## TASK
Copy all lines of the listing that include the string "sebagai".

## ENTRIES SHOWN

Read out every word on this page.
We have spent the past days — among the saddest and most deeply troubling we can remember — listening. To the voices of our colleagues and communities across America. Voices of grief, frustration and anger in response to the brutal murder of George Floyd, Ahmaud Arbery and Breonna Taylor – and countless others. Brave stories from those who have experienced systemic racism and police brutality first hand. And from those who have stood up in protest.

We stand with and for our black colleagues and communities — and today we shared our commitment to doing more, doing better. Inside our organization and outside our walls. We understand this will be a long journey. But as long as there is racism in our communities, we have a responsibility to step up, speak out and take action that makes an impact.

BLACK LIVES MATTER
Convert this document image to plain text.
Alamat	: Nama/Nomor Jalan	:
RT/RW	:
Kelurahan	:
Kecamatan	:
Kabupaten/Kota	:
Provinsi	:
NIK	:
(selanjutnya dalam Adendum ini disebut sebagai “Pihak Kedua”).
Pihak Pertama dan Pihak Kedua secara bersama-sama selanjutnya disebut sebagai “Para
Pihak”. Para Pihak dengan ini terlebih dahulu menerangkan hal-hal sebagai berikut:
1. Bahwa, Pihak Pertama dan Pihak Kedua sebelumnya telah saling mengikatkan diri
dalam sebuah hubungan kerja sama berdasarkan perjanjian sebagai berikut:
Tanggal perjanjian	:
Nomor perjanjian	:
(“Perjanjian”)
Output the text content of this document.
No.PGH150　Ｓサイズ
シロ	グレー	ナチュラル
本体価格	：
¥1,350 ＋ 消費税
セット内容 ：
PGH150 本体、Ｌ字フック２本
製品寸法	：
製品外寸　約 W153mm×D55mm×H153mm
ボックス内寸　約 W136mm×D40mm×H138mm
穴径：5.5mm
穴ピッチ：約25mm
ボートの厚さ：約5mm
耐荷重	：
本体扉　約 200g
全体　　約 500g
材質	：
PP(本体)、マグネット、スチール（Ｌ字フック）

==

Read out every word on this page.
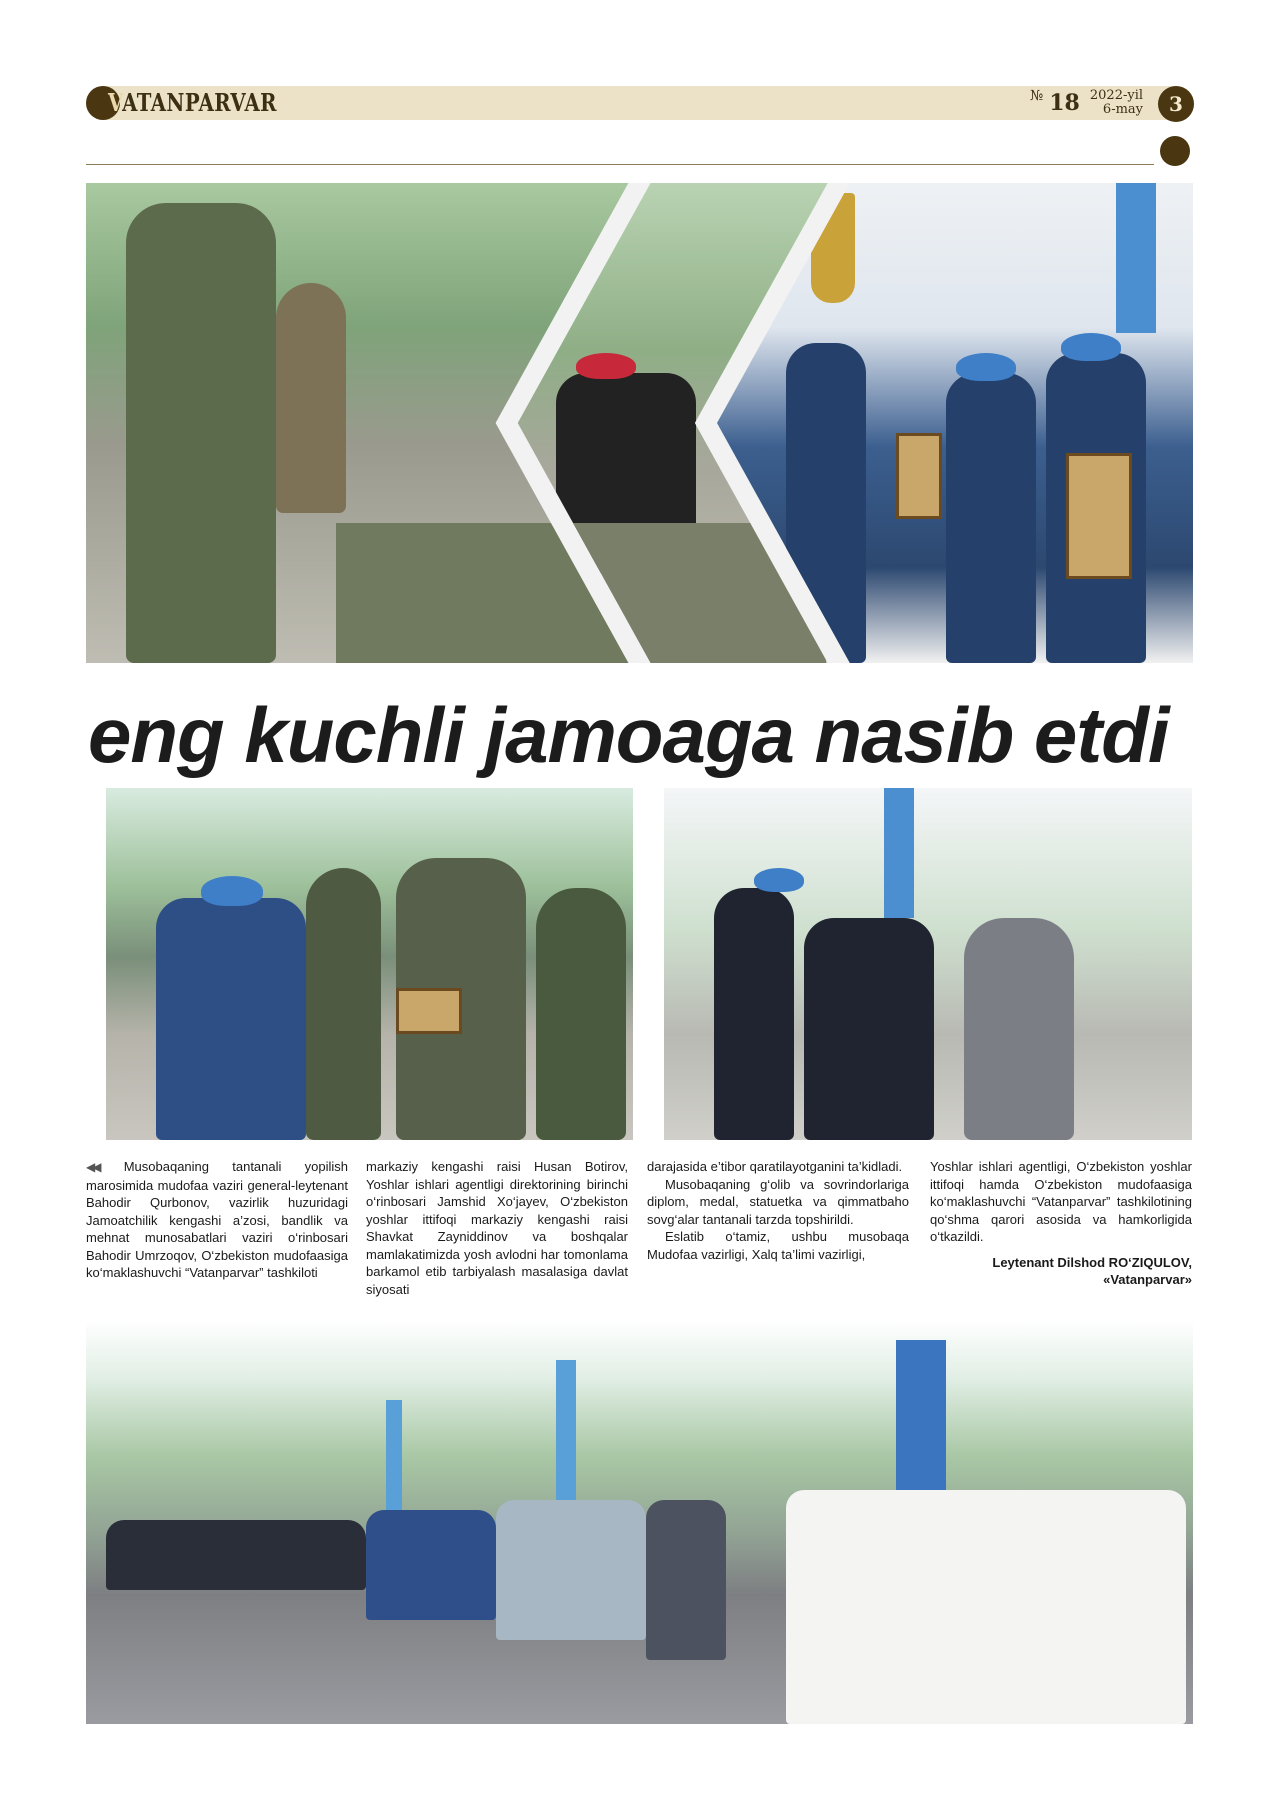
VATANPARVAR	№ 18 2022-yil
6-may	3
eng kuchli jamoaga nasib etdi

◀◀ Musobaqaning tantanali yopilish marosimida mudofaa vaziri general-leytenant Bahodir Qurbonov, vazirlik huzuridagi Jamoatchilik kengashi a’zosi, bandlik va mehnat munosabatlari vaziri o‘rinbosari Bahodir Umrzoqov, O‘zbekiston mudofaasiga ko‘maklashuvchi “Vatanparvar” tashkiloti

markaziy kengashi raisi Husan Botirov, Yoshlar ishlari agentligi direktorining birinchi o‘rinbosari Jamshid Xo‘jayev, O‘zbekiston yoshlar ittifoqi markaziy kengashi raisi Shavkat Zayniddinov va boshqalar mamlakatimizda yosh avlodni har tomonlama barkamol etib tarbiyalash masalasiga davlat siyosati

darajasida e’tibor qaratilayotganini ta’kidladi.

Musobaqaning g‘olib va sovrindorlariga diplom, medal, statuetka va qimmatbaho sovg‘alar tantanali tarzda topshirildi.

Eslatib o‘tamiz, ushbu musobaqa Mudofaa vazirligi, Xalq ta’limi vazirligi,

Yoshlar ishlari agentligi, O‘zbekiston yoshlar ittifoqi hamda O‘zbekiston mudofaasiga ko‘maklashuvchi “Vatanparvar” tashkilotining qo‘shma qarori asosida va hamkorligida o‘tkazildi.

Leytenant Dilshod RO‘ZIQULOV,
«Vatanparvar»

* * *

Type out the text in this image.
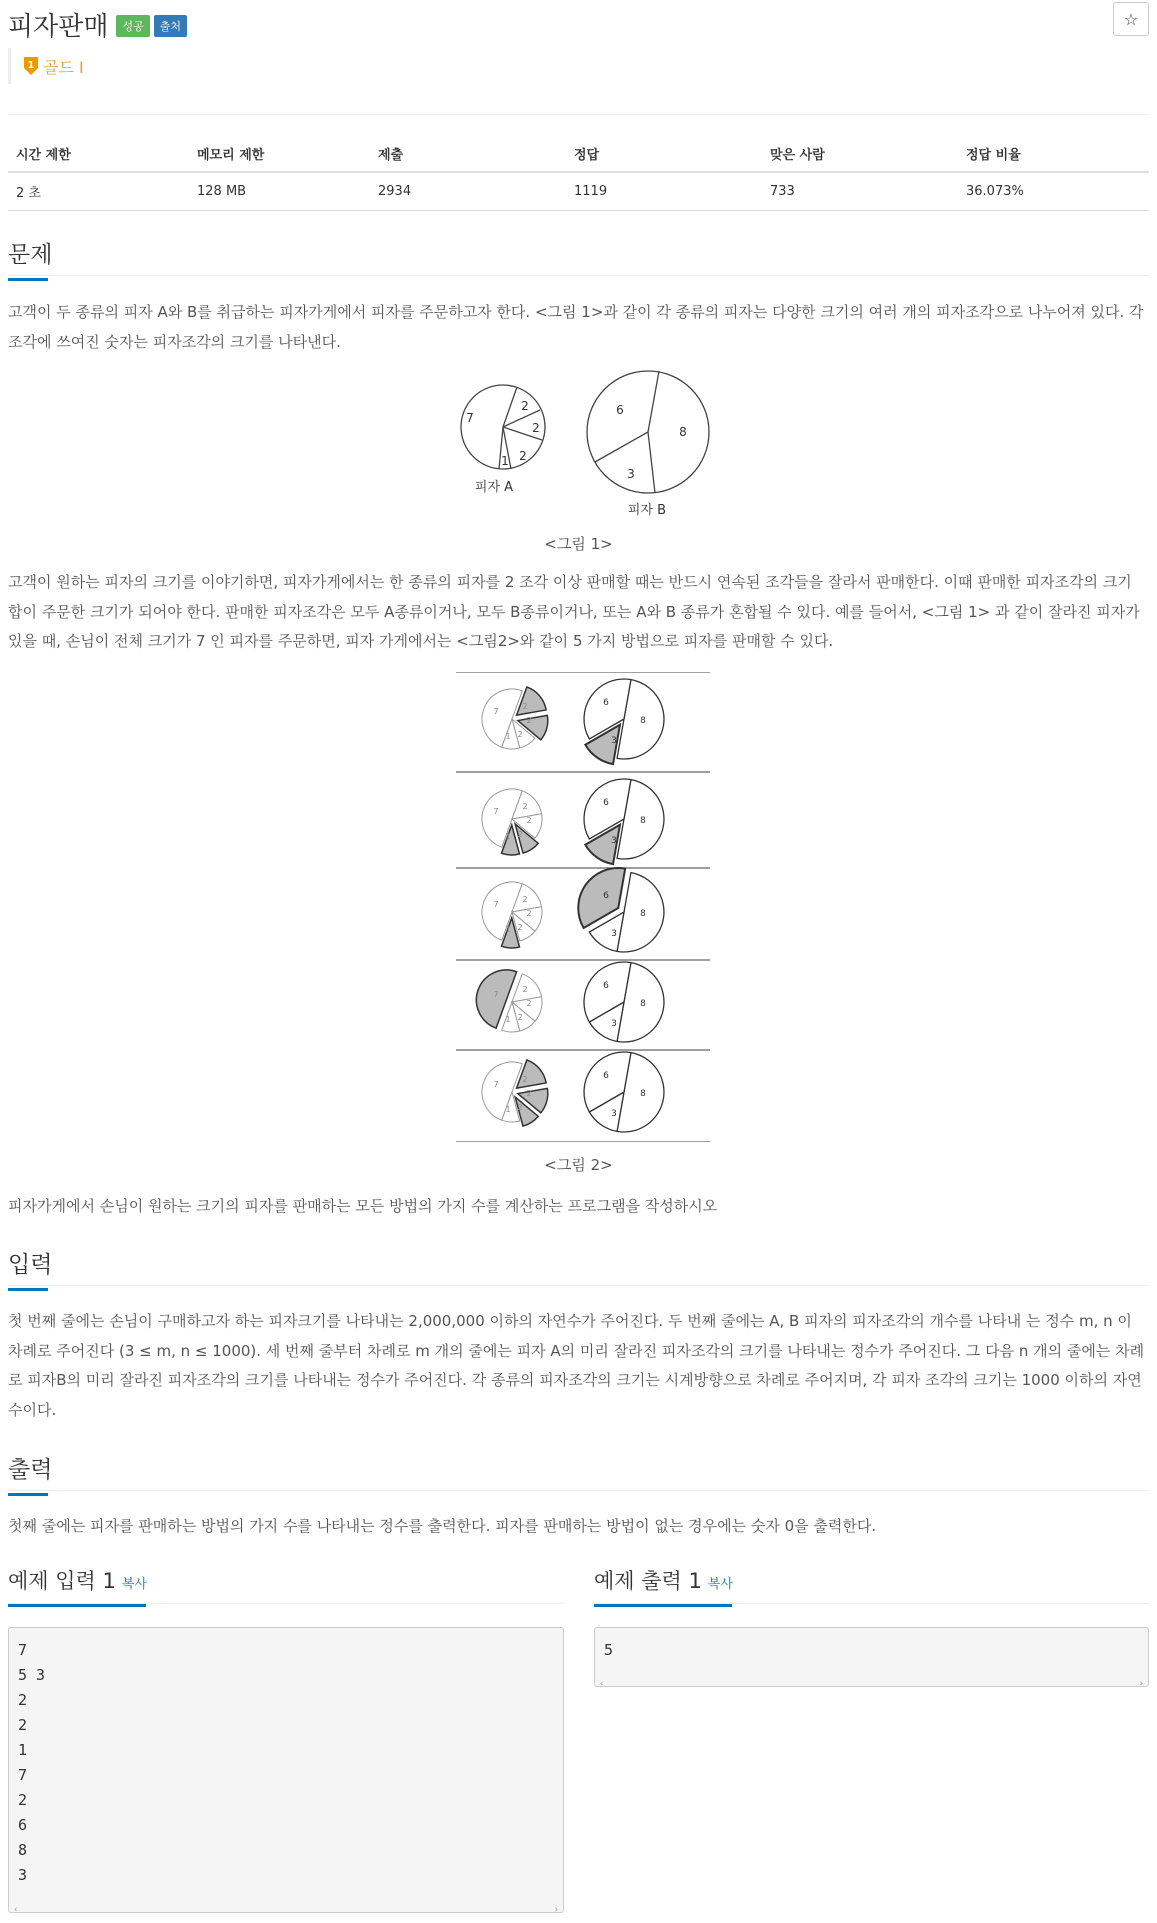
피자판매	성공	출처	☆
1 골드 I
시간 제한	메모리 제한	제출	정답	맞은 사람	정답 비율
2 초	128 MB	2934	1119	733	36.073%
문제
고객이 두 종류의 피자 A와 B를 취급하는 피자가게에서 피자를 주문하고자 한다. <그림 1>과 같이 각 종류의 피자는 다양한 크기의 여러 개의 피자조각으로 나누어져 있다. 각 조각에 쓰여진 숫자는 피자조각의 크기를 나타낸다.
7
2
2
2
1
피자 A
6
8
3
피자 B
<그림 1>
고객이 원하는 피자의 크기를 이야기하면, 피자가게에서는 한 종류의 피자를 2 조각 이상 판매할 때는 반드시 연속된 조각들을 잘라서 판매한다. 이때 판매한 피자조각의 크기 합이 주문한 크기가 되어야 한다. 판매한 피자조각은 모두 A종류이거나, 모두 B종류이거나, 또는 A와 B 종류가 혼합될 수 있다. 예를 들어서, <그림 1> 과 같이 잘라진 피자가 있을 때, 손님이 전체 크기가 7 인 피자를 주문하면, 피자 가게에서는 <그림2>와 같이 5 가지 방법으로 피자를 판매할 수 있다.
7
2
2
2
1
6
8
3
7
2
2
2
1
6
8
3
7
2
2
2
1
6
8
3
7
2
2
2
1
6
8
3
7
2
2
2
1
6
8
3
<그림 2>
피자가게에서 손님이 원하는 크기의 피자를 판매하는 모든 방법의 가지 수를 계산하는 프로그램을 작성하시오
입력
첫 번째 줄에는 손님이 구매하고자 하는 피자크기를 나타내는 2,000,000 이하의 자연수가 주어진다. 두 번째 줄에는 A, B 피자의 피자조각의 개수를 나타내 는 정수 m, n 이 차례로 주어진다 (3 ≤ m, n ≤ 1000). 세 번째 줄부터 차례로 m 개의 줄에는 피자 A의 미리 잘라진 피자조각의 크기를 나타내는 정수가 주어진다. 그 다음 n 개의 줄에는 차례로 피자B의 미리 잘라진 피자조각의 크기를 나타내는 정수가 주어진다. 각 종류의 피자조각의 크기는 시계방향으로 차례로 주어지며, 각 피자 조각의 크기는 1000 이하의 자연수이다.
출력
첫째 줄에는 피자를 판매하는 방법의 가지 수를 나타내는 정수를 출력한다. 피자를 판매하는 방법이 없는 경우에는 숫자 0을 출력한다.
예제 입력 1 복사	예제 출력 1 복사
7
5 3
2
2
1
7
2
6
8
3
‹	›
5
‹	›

## WRITTEN RESPONSE
(selanjutnya dalam Adendum ini disebut sebagai “Pihak Kedua”).
Pihak Pertama dan Pihak Kedua secara bersama-sama selanjutnya disebut sebagai “Para
Pihak”. Para Pihak dengan ini terlebih dahulu menerangkan hal-hal sebagai berikut:
dalam sebuah hubungan kerja sama berdasarkan perjanjian sebagai berikut:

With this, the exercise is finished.